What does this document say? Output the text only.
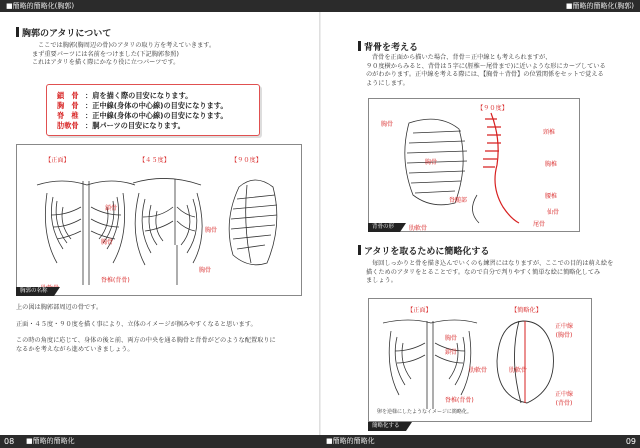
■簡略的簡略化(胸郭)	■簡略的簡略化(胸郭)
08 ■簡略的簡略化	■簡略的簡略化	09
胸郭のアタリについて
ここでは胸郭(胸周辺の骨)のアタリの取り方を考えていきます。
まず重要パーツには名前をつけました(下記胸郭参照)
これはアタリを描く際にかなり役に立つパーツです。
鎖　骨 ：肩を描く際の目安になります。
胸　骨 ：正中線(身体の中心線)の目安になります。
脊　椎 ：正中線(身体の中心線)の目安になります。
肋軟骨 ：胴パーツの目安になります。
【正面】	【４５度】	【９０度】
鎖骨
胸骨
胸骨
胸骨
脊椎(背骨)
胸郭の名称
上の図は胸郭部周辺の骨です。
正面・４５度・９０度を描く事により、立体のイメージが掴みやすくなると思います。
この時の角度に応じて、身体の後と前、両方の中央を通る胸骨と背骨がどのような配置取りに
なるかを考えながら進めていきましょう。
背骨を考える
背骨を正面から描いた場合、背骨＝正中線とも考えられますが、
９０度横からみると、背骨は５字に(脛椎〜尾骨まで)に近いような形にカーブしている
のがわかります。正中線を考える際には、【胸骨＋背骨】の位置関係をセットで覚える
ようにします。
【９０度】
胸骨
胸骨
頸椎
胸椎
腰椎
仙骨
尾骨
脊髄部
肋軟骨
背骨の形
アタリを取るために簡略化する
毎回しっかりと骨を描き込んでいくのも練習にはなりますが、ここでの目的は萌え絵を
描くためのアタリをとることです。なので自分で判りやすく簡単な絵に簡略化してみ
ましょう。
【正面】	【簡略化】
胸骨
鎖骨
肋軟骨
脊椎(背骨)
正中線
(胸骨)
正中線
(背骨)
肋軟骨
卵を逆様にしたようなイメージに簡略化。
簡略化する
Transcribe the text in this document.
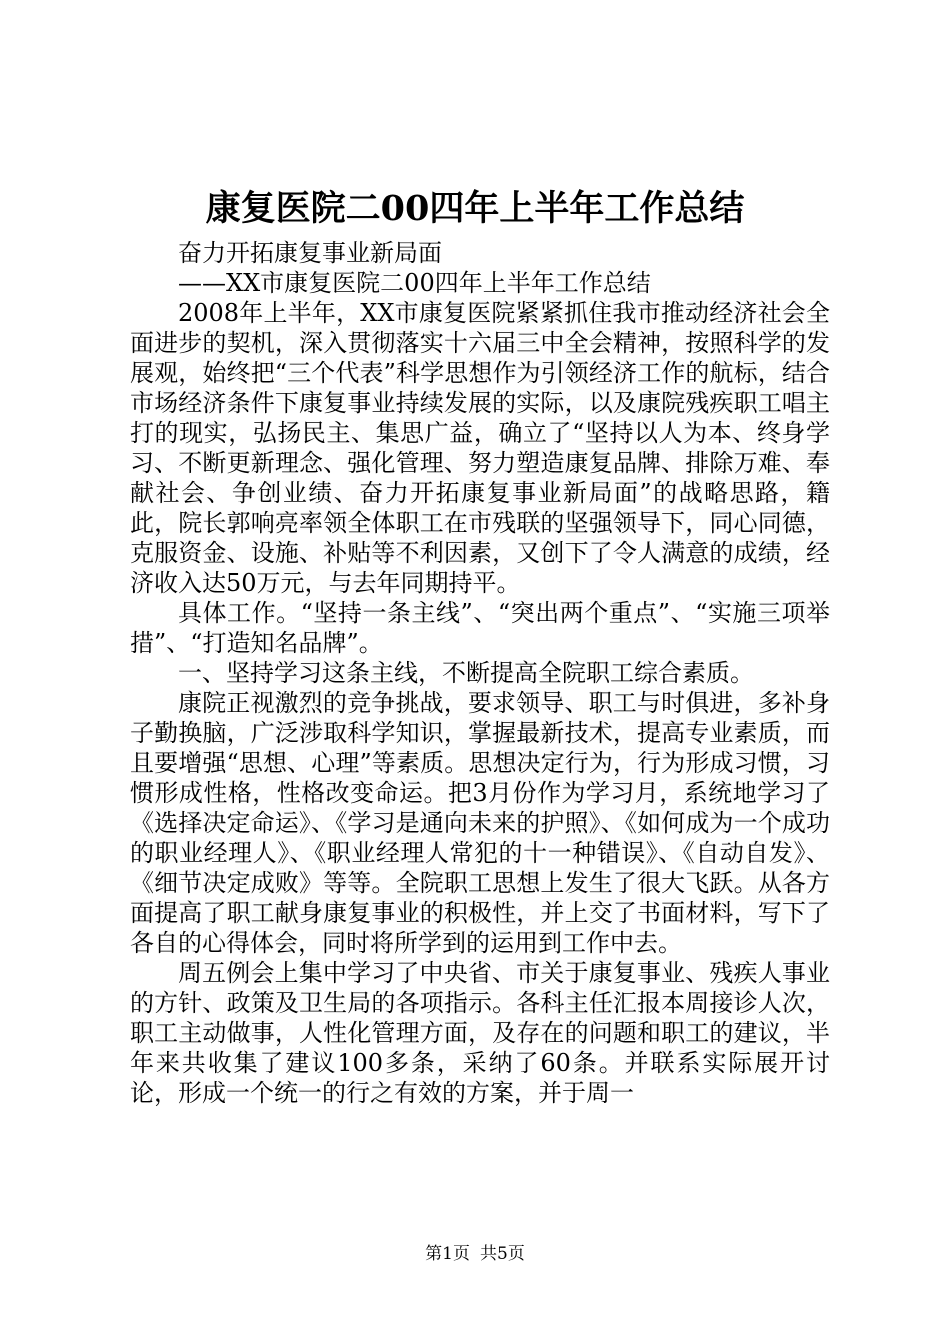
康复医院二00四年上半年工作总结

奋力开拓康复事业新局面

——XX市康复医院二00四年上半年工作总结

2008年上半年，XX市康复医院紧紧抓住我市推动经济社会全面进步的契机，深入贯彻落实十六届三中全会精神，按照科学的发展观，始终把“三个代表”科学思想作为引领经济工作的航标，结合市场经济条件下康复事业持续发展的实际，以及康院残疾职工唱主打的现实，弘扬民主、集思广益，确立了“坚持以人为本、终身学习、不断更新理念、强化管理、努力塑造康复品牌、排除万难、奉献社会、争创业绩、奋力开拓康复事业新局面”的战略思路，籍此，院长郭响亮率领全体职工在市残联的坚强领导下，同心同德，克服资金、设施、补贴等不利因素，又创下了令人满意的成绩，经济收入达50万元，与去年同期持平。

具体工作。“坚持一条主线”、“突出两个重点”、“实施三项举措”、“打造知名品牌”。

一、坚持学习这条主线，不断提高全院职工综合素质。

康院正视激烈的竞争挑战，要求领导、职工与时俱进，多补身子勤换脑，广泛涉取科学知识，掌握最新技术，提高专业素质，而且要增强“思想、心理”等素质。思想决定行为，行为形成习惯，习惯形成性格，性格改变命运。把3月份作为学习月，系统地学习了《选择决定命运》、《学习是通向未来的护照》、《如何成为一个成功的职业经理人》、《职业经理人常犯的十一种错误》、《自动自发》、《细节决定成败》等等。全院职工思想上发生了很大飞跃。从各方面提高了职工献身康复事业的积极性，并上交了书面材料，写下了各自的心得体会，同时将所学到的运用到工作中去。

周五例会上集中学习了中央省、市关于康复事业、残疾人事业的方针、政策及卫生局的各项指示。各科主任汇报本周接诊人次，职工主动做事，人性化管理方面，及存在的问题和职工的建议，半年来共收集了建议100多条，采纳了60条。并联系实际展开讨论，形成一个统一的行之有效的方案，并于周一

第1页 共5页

________________

### THE REQUEST
Return the listing above word for word, with the pictures removed.

### SOLUTION TO THIS TASK
What does this document say? Output the text only.
■簡略的簡略化(胸郭)	■簡略的簡略化(胸郭)
08 ■簡略的簡略化	■簡略的簡略化	09
胸郭のアタリについて
ここでは胸郭(胸周辺の骨)のアタリの取り方を考えていきます。
まず重要パーツには名前をつけました(下記胸郭参照)
これはアタリを描く際にかなり役に立つパーツです。
鎖　骨 ：肩を描く際の目安になります。
胸　骨 ：正中線(身体の中心線)の目安になります。
脊　椎 ：正中線(身体の中心線)の目安になります。
肋軟骨 ：胴パーツの目安になります。
【正面】	【４５度】	【９０度】
鎖骨
胸骨
胸骨
胸骨
脊椎(背骨)
胸郭の名称
上の図は胸郭部周辺の骨です。
正面・４５度・９０度を描く事により、立体のイメージが掴みやすくなると思います。
この時の角度に応じて、身体の後と前、両方の中央を通る胸骨と背骨がどのような配置取りに
なるかを考えながら進めていきましょう。
背骨を考える
背骨を正面から描いた場合、背骨＝正中線とも考えられますが、
９０度横からみると、背骨は５字に(脛椎〜尾骨まで)に近いような形にカーブしている
のがわかります。正中線を考える際には、【胸骨＋背骨】の位置関係をセットで覚える
ようにします。
【９０度】
胸骨
胸骨
頸椎
胸椎
腰椎
仙骨
尾骨
脊髄部
肋軟骨
背骨の形
アタリを取るために簡略化する
毎回しっかりと骨を描き込んでいくのも練習にはなりますが、ここでの目的は萌え絵を
描くためのアタリをとることです。なので自分で判りやすく簡単な絵に簡略化してみ
ましょう。
【正面】	【簡略化】
胸骨
鎖骨
肋軟骨
脊椎(背骨)
正中線
(胸骨)
正中線
(背骨)
肋軟骨
卵を逆様にしたようなイメージに簡略化。
簡略化する
Transcribe the text in this document.
康复医院二00四年上半年工作总结

奋力开拓康复事业新局面

——XX市康复医院二00四年上半年工作总结

2008年上半年，XX市康复医院紧紧抓住我市推动经济社会全面进步的契机，深入贯彻落实十六届三中全会精神，按照科学的发展观，始终把“三个代表”科学思想作为引领经济工作的航标，结合市场经济条件下康复事业持续发展的实际，以及康院残疾职工唱主打的现实，弘扬民主、集思广益，确立了“坚持以人为本、终身学习、不断更新理念、强化管理、努力塑造康复品牌、排除万难、奉献社会、争创业绩、奋力开拓康复事业新局面”的战略思路，籍此，院长郭响亮率领全体职工在市残联的坚强领导下，同心同德，克服资金、设施、补贴等不利因素，又创下了令人满意的成绩，经济收入达50万元，与去年同期持平。

具体工作。“坚持一条主线”、“突出两个重点”、“实施三项举措”、“打造知名品牌”。

一、坚持学习这条主线，不断提高全院职工综合素质。

康院正视激烈的竞争挑战，要求领导、职工与时俱进，多补身子勤换脑，广泛涉取科学知识，掌握最新技术，提高专业素质，而且要增强“思想、心理”等素质。思想决定行为，行为形成习惯，习惯形成性格，性格改变命运。把3月份作为学习月，系统地学习了《选择决定命运》、《学习是通向未来的护照》、《如何成为一个成功的职业经理人》、《职业经理人常犯的十一种错误》、《自动自发》、《细节决定成败》等等。全院职工思想上发生了很大飞跃。从各方面提高了职工献身康复事业的积极性，并上交了书面材料，写下了各自的心得体会，同时将所学到的运用到工作中去。

周五例会上集中学习了中央省、市关于康复事业、残疾人事业的方针、政策及卫生局的各项指示。各科主任汇报本周接诊人次，职工主动做事，人性化管理方面，及存在的问题和职工的建议，半年来共收集了建议100多条，采纳了60条。并联系实际展开讨论，形成一个统一的行之有效的方案，并于周一

第1页 共5页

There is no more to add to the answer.